• _EXERCISE AIM_
Quote, verbatim, all material below, without pictures.

## BEGIN PROVIDED DATA

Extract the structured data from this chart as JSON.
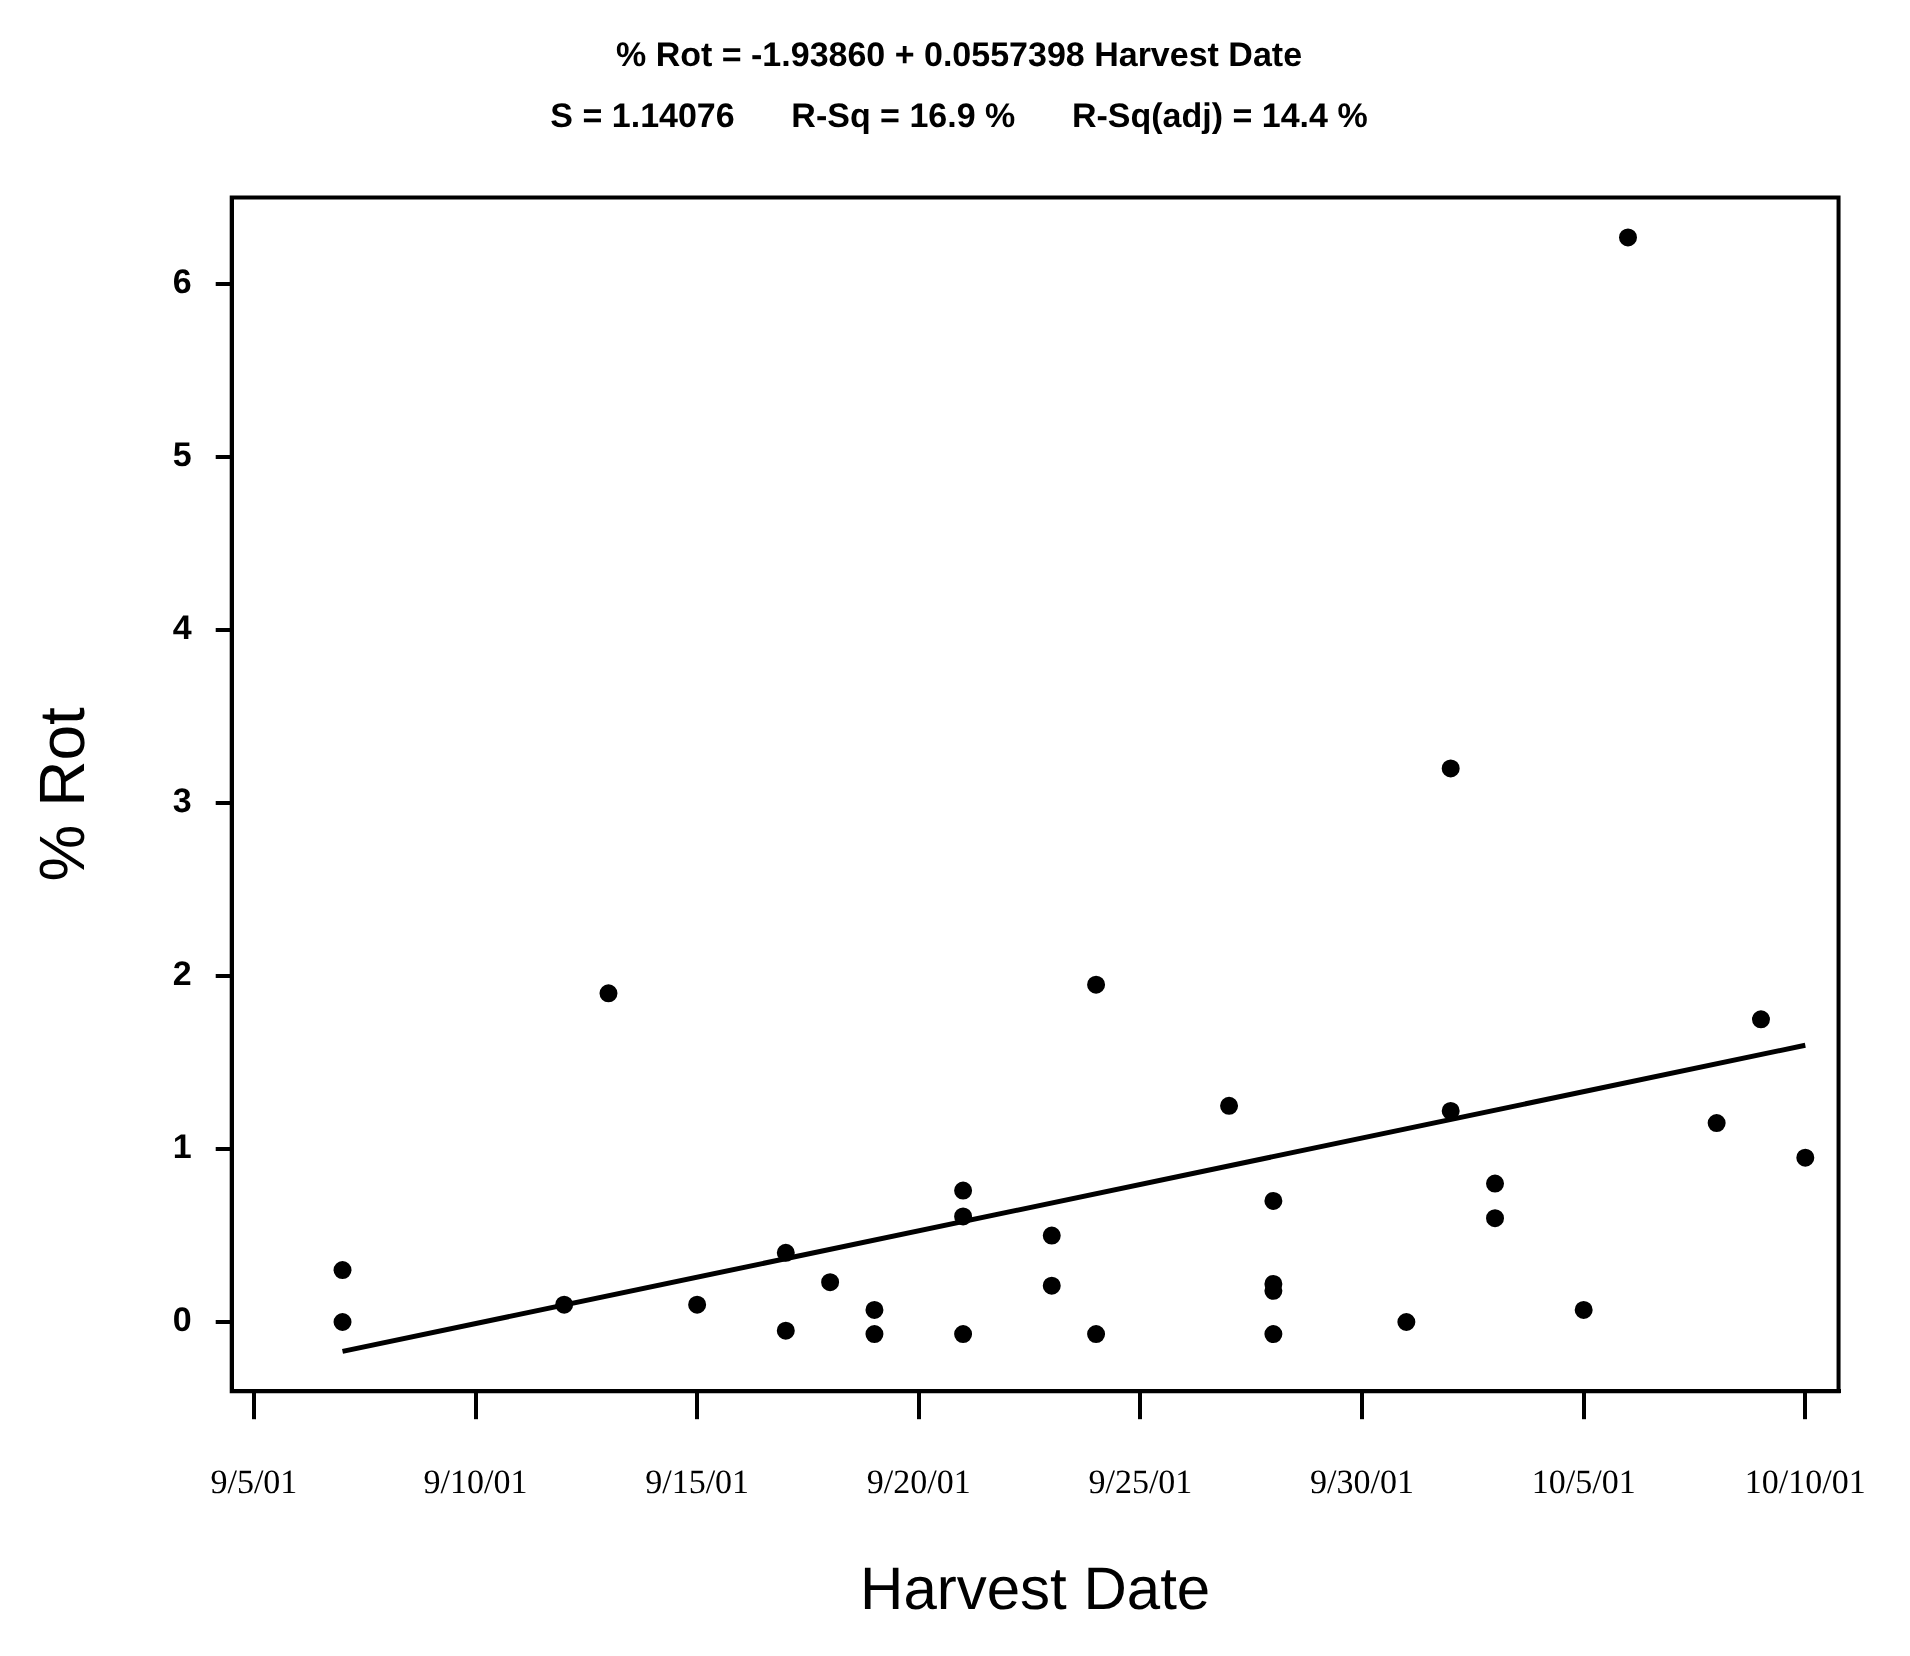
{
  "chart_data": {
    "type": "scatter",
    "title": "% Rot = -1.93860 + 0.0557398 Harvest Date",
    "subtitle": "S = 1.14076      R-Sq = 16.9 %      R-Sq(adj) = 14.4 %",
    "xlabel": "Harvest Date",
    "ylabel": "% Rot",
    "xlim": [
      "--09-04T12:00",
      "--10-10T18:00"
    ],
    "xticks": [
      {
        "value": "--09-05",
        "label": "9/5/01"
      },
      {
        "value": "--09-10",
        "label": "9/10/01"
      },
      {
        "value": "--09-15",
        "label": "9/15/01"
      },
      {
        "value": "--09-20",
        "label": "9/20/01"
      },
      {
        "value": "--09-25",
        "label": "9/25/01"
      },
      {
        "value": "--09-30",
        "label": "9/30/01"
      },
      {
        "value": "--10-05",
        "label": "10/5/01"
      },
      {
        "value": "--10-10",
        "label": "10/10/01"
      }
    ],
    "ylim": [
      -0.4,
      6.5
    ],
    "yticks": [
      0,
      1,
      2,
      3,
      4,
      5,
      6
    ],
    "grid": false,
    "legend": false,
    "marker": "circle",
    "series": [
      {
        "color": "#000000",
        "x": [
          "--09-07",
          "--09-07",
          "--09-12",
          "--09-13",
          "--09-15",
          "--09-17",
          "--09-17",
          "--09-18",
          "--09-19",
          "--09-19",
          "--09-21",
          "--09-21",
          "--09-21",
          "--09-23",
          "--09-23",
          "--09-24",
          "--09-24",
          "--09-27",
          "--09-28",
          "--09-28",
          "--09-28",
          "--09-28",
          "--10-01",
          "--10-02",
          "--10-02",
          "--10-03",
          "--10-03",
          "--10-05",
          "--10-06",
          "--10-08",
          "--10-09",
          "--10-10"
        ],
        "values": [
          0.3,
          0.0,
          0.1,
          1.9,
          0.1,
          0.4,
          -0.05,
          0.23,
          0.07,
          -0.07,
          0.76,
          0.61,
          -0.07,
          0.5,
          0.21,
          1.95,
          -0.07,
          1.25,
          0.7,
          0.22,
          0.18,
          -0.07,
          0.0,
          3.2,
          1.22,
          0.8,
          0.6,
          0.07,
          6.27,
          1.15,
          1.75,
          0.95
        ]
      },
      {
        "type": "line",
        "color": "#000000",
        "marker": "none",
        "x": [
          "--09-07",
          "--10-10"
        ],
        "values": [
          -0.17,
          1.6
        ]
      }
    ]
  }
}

## END PROVIDED DATA

• _FULL OUTPUT_
Extract the structured data from this chart as JSON.
{
  "chart_data": {
    "type": "scatter",
    "title": "% Rot = -1.93860 + 0.0557398 Harvest Date",
    "subtitle": "S = 1.14076      R-Sq = 16.9 %      R-Sq(adj) = 14.4 %",
    "xlabel": "Harvest Date",
    "ylabel": "% Rot",
    "xlim": [
      "--09-04T12:00",
      "--10-10T18:00"
    ],
    "xticks": [
      {
        "value": "--09-05",
        "label": "9/5/01"
      },
      {
        "value": "--09-10",
        "label": "9/10/01"
      },
      {
        "value": "--09-15",
        "label": "9/15/01"
      },
      {
        "value": "--09-20",
        "label": "9/20/01"
      },
      {
        "value": "--09-25",
        "label": "9/25/01"
      },
      {
        "value": "--09-30",
        "label": "9/30/01"
      },
      {
        "value": "--10-05",
        "label": "10/5/01"
      },
      {
        "value": "--10-10",
        "label": "10/10/01"
      }
    ],
    "ylim": [
      -0.4,
      6.5
    ],
    "yticks": [
      0,
      1,
      2,
      3,
      4,
      5,
      6
    ],
    "grid": false,
    "legend": false,
    "marker": "circle",
    "series": [
      {
        "color": "#000000",
        "x": [
          "--09-07",
          "--09-07",
          "--09-12",
          "--09-13",
          "--09-15",
          "--09-17",
          "--09-17",
          "--09-18",
          "--09-19",
          "--09-19",
          "--09-21",
          "--09-21",
          "--09-21",
          "--09-23",
          "--09-23",
          "--09-24",
          "--09-24",
          "--09-27",
          "--09-28",
          "--09-28",
          "--09-28",
          "--09-28",
          "--10-01",
          "--10-02",
          "--10-02",
          "--10-03",
          "--10-03",
          "--10-05",
          "--10-06",
          "--10-08",
          "--10-09",
          "--10-10"
        ],
        "values": [
          0.3,
          0.0,
          0.1,
          1.9,
          0.1,
          0.4,
          -0.05,
          0.23,
          0.07,
          -0.07,
          0.76,
          0.61,
          -0.07,
          0.5,
          0.21,
          1.95,
          -0.07,
          1.25,
          0.7,
          0.22,
          0.18,
          -0.07,
          0.0,
          3.2,
          1.22,
          0.8,
          0.6,
          0.07,
          6.27,
          1.15,
          1.75,
          0.95
        ]
      },
      {
        "type": "line",
        "color": "#000000",
        "marker": "none",
        "x": [
          "--09-07",
          "--10-10"
        ],
        "values": [
          -0.17,
          1.6
        ]
      }
    ]
  }
}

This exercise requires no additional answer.